===== Information provided =====

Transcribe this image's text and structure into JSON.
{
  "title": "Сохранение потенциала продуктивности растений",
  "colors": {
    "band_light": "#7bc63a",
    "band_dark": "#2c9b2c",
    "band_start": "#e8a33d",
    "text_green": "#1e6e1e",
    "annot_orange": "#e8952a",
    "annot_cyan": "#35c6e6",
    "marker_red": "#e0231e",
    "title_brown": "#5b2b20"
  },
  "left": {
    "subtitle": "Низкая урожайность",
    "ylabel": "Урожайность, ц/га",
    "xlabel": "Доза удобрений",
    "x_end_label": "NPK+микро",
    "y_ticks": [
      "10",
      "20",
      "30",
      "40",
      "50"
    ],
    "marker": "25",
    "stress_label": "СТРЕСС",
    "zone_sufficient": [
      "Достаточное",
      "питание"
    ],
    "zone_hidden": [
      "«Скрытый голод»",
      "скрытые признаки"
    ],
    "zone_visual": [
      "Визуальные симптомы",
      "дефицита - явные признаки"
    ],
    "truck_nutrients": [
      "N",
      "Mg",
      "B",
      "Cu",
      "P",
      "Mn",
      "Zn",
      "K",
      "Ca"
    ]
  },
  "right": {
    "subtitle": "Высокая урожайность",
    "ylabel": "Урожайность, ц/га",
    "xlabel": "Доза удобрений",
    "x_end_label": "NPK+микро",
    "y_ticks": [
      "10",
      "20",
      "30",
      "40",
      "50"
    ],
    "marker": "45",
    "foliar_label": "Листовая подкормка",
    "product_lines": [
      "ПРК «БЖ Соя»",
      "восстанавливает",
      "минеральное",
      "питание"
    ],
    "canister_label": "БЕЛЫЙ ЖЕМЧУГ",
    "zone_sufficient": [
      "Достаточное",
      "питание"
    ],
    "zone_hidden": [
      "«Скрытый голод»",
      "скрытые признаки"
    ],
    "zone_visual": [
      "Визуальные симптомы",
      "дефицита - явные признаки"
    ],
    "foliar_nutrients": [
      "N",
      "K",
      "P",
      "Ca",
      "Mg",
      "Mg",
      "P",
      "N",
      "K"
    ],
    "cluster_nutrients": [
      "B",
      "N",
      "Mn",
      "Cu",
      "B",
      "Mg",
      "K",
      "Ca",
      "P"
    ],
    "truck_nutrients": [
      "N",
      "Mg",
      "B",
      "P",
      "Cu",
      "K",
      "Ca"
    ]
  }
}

=====

What you are asked to do:
Repeat the preceding lines exactly, please, every one of them.

Solution to this task:
Transcribe this image's text and structure into JSON.
{
  "title": "Сохранение потенциала продуктивности растений",
  "colors": {
    "band_light": "#7bc63a",
    "band_dark": "#2c9b2c",
    "band_start": "#e8a33d",
    "text_green": "#1e6e1e",
    "annot_orange": "#e8952a",
    "annot_cyan": "#35c6e6",
    "marker_red": "#e0231e",
    "title_brown": "#5b2b20"
  },
  "left": {
    "subtitle": "Низкая урожайность",
    "ylabel": "Урожайность, ц/га",
    "xlabel": "Доза удобрений",
    "x_end_label": "NPK+микро",
    "y_ticks": [
      "10",
      "20",
      "30",
      "40",
      "50"
    ],
    "marker": "25",
    "stress_label": "СТРЕСС",
    "zone_sufficient": [
      "Достаточное",
      "питание"
    ],
    "zone_hidden": [
      "«Скрытый голод»",
      "скрытые признаки"
    ],
    "zone_visual": [
      "Визуальные симптомы",
      "дефицита - явные признаки"
    ],
    "truck_nutrients": [
      "N",
      "Mg",
      "B",
      "Cu",
      "P",
      "Mn",
      "Zn",
      "K",
      "Ca"
    ]
  },
  "right": {
    "subtitle": "Высокая урожайность",
    "ylabel": "Урожайность, ц/га",
    "xlabel": "Доза удобрений",
    "x_end_label": "NPK+микро",
    "y_ticks": [
      "10",
      "20",
      "30",
      "40",
      "50"
    ],
    "marker": "45",
    "foliar_label": "Листовая подкормка",
    "product_lines": [
      "ПРК «БЖ Соя»",
      "восстанавливает",
      "минеральное",
      "питание"
    ],
    "canister_label": "БЕЛЫЙ ЖЕМЧУГ",
    "zone_sufficient": [
      "Достаточное",
      "питание"
    ],
    "zone_hidden": [
      "«Скрытый голод»",
      "скрытые признаки"
    ],
    "zone_visual": [
      "Визуальные симптомы",
      "дефицита - явные признаки"
    ],
    "foliar_nutrients": [
      "N",
      "K",
      "P",
      "Ca",
      "Mg",
      "Mg",
      "P",
      "N",
      "K"
    ],
    "cluster_nutrients": [
      "B",
      "N",
      "Mn",
      "Cu",
      "B",
      "Mg",
      "K",
      "Ca",
      "P"
    ],
    "truck_nutrients": [
      "N",
      "Mg",
      "B",
      "P",
      "Cu",
      "K",
      "Ca"
    ]
  }
}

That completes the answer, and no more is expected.